---------- INFORMATION GIVEN ----------
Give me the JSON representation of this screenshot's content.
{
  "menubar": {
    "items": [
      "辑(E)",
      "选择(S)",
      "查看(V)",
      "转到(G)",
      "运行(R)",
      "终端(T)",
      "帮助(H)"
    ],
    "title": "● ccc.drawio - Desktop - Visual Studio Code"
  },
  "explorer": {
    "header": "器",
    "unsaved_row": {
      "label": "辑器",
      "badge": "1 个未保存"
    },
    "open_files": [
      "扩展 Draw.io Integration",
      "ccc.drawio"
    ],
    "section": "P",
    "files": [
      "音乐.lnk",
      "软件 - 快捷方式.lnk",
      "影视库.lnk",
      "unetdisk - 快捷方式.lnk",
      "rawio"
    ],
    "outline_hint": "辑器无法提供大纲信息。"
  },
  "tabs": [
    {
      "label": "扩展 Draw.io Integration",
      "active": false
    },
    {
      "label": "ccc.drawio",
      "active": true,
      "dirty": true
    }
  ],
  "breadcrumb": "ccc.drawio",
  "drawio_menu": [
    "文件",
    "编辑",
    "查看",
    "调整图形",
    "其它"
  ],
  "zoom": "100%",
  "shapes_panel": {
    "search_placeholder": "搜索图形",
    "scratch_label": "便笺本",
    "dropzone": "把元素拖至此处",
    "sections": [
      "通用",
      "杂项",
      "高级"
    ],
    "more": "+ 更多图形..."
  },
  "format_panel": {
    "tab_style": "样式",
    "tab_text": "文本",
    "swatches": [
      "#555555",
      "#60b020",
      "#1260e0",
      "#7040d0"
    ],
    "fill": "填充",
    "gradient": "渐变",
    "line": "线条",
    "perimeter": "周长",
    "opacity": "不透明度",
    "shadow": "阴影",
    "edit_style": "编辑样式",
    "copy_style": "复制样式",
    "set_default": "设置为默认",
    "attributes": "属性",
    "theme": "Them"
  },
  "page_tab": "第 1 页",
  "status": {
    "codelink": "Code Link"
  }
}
----------
_EXERCISE INSTRUCTIONS_: Restate the listing in full, word for word.

_EXERCISE SOLUTION_:
Give me the JSON representation of this screenshot's content.
{
  "menubar": {
    "items": [
      "辑(E)",
      "选择(S)",
      "查看(V)",
      "转到(G)",
      "运行(R)",
      "终端(T)",
      "帮助(H)"
    ],
    "title": "● ccc.drawio - Desktop - Visual Studio Code"
  },
  "explorer": {
    "header": "器",
    "unsaved_row": {
      "label": "辑器",
      "badge": "1 个未保存"
    },
    "open_files": [
      "扩展 Draw.io Integration",
      "ccc.drawio"
    ],
    "section": "P",
    "files": [
      "音乐.lnk",
      "软件 - 快捷方式.lnk",
      "影视库.lnk",
      "unetdisk - 快捷方式.lnk",
      "rawio"
    ],
    "outline_hint": "辑器无法提供大纲信息。"
  },
  "tabs": [
    {
      "label": "扩展 Draw.io Integration",
      "active": false
    },
    {
      "label": "ccc.drawio",
      "active": true,
      "dirty": true
    }
  ],
  "breadcrumb": "ccc.drawio",
  "drawio_menu": [
    "文件",
    "编辑",
    "查看",
    "调整图形",
    "其它"
  ],
  "zoom": "100%",
  "shapes_panel": {
    "search_placeholder": "搜索图形",
    "scratch_label": "便笺本",
    "dropzone": "把元素拖至此处",
    "sections": [
      "通用",
      "杂项",
      "高级"
    ],
    "more": "+ 更多图形..."
  },
  "format_panel": {
    "tab_style": "样式",
    "tab_text": "文本",
    "swatches": [
      "#555555",
      "#60b020",
      "#1260e0",
      "#7040d0"
    ],
    "fill": "填充",
    "gradient": "渐变",
    "line": "线条",
    "perimeter": "周长",
    "opacity": "不透明度",
    "shadow": "阴影",
    "edit_style": "编辑样式",
    "copy_style": "复制样式",
    "set_default": "设置为默认",
    "attributes": "属性",
    "theme": "Them"
  },
  "page_tab": "第 1 页",
  "status": {
    "codelink": "Code Link"
  }
}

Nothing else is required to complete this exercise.